What the exercise asks
Out of the lines below, please list those that hold the string "phenixs".

═══ Input data ═══

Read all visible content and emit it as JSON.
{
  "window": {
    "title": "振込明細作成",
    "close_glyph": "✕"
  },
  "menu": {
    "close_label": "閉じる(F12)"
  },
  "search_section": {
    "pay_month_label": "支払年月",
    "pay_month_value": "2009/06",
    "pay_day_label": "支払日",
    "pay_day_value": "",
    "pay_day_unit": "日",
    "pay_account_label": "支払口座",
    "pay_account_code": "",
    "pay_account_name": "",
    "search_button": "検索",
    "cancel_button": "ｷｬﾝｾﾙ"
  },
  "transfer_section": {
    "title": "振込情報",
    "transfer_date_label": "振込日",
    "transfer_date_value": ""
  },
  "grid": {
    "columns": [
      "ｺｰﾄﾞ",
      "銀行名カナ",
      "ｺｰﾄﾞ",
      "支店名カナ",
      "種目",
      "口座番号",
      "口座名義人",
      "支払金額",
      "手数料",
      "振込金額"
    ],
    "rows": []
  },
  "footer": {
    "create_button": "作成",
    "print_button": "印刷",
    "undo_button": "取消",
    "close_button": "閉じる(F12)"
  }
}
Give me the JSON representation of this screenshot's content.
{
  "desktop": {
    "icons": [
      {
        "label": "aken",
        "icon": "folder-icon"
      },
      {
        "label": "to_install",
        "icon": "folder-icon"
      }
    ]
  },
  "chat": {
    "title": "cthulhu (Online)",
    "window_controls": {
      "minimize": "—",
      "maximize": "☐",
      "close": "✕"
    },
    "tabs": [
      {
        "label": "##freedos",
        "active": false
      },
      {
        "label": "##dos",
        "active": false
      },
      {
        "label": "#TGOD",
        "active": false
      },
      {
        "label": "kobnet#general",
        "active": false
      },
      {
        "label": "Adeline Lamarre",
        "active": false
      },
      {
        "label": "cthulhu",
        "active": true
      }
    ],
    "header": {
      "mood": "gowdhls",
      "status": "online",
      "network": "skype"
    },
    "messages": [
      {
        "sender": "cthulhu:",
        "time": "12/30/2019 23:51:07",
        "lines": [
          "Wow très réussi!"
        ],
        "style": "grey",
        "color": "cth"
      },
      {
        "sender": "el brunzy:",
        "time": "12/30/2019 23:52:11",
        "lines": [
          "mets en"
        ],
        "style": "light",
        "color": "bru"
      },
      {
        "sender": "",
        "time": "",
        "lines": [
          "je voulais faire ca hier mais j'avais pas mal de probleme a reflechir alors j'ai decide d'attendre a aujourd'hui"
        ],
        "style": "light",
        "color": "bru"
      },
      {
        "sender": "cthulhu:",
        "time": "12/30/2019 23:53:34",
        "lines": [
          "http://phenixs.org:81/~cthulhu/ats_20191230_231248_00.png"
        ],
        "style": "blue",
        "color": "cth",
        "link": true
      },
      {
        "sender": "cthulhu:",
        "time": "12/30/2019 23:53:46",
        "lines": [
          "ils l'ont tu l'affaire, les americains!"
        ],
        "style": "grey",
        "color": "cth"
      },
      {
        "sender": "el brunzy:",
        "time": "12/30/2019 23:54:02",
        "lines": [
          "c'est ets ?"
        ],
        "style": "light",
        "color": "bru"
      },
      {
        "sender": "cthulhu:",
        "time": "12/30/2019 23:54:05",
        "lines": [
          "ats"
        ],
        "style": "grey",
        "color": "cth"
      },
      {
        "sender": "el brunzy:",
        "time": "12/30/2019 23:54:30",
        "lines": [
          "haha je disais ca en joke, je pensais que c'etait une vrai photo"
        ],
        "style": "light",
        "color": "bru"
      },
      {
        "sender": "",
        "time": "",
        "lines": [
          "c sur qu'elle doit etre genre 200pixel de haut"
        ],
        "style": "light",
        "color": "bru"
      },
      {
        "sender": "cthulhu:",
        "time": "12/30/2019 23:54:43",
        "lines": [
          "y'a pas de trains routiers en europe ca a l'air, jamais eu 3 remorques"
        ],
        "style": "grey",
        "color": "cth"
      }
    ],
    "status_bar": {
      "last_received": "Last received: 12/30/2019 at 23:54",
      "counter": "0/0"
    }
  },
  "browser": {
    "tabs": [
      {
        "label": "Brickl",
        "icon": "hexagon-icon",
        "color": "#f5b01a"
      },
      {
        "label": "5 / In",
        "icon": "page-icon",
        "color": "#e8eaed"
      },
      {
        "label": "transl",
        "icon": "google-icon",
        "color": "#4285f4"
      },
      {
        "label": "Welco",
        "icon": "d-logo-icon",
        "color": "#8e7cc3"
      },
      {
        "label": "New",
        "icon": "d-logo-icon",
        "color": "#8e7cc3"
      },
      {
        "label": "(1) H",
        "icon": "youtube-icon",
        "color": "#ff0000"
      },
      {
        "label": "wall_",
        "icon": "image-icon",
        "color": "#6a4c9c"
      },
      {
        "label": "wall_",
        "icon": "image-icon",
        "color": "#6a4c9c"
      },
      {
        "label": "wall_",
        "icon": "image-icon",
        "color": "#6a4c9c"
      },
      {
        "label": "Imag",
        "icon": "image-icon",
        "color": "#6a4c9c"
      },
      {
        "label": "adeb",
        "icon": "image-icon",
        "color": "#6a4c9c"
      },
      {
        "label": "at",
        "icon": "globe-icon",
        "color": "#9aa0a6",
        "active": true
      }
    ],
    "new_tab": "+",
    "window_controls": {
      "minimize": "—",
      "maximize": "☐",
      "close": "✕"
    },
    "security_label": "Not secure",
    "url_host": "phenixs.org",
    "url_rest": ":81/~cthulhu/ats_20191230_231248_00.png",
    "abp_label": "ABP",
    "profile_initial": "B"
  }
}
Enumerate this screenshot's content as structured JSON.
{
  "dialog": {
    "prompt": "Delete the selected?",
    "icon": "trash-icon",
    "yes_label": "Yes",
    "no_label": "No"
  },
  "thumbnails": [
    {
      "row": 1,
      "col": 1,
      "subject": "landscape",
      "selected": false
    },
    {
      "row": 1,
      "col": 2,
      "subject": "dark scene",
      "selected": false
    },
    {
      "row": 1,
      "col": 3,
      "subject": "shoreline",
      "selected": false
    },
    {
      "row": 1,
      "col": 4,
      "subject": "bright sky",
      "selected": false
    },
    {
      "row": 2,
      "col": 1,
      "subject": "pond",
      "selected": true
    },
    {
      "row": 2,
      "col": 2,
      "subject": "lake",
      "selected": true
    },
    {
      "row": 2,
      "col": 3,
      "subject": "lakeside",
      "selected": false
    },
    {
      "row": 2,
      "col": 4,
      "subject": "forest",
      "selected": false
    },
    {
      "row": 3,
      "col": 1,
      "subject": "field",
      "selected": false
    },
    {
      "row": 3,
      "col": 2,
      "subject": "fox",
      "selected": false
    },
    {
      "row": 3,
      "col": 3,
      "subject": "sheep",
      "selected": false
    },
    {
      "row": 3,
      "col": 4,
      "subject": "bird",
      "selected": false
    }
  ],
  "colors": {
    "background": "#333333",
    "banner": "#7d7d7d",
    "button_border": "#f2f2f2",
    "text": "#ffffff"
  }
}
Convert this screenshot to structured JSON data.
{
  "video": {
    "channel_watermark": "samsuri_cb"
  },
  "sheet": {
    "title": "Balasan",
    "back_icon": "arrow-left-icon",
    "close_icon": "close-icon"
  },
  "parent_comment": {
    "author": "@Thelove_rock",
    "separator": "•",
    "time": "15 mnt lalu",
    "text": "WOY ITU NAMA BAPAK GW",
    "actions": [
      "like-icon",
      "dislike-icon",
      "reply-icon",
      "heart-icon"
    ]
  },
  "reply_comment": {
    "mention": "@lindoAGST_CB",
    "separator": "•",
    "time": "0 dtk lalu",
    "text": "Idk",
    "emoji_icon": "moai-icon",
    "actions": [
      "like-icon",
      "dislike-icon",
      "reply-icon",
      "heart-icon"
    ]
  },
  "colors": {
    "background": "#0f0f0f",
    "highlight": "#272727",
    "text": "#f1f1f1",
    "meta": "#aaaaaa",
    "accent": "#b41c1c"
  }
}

═══

Output for this task
          "http://phenixs.org:81/~cthulhu/ats_20191230_231248_00.png"
    "url_host": "phenixs.org",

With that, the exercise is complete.